--- Begin ---

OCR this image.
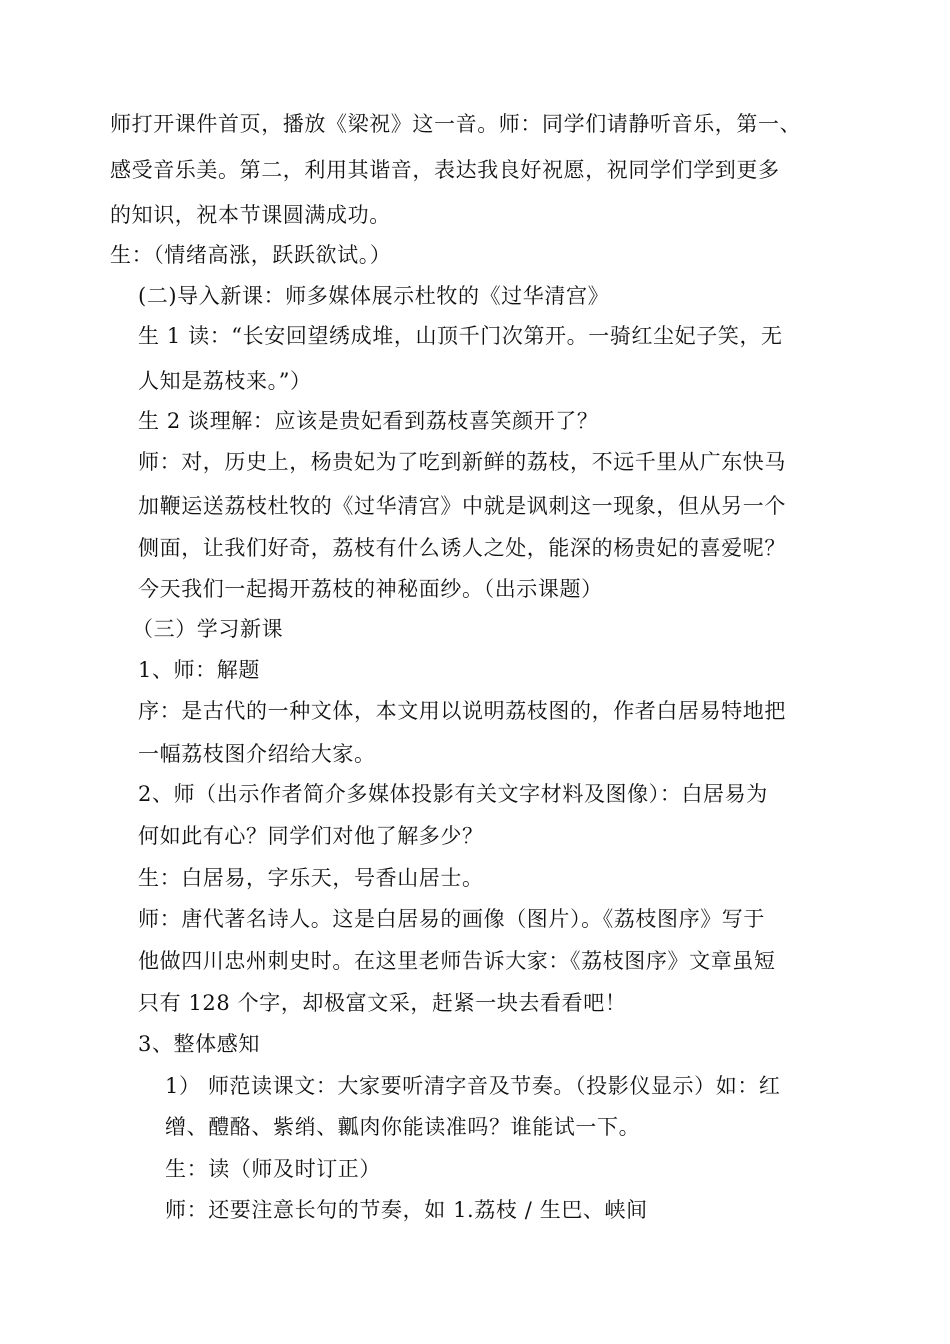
师打开课件首页，播放《梁祝》这一音。师：同学们请静听音乐，第一、
感受音乐美。第二，利用其谐音，表达我良好祝愿，祝同学们学到更多
的知识，祝本节课圆满成功。
生：（情绪高涨，跃跃欲试。）
(二)导入新课：师多媒体展示杜牧的《过华清宫》
生 1 读：“长安回望绣成堆，山顶千门次第开。一骑红尘妃子笑，无
人知是荔枝来。”）
生 2 谈理解：应该是贵妃看到荔枝喜笑颜开了？
师：对，历史上，杨贵妃为了吃到新鲜的荔枝，不远千里从广东快马
加鞭运送荔枝杜牧的《过华清宫》中就是讽刺这一现象，但从另一个
侧面，让我们好奇，荔枝有什么诱人之处，能深的杨贵妃的喜爱呢？
今天我们一起揭开荔枝的神秘面纱。（出示课题）
（三）学习新课
1、师：解题
序：是古代的一种文体，本文用以说明荔枝图的，作者白居易特地把
一幅荔枝图介绍给大家。
2、师（出示作者简介多媒体投影有关文字材料及图像）：白居易为
何如此有心？同学们对他了解多少？
生：白居易，字乐天，号香山居士。
师：唐代著名诗人。这是白居易的画像（图片）。《荔枝图序》写于
他做四川忠州刺史时。在这里老师告诉大家：《荔枝图序》文章虽短
只有 128 个字，却极富文采，赶紧一块去看看吧！
3、整体感知
1） 师范读课文：大家要听清字音及节奏。（投影仪显示）如：红
缯、醴酪、紫绡、瓤肉你能读准吗？谁能试一下。
生：读（师及时订正）
师：还要注意长句的节奏，如 1.荔枝 / 生巴、峡间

--- End ---

Task objective:
Look through the data and gather every line with the string "荔枝图序" in it.

Solution to this task:
师：唐代著名诗人。这是白居易的画像（图片）。《荔枝图序》写于
他做四川忠州刺史时。在这里老师告诉大家：《荔枝图序》文章虽短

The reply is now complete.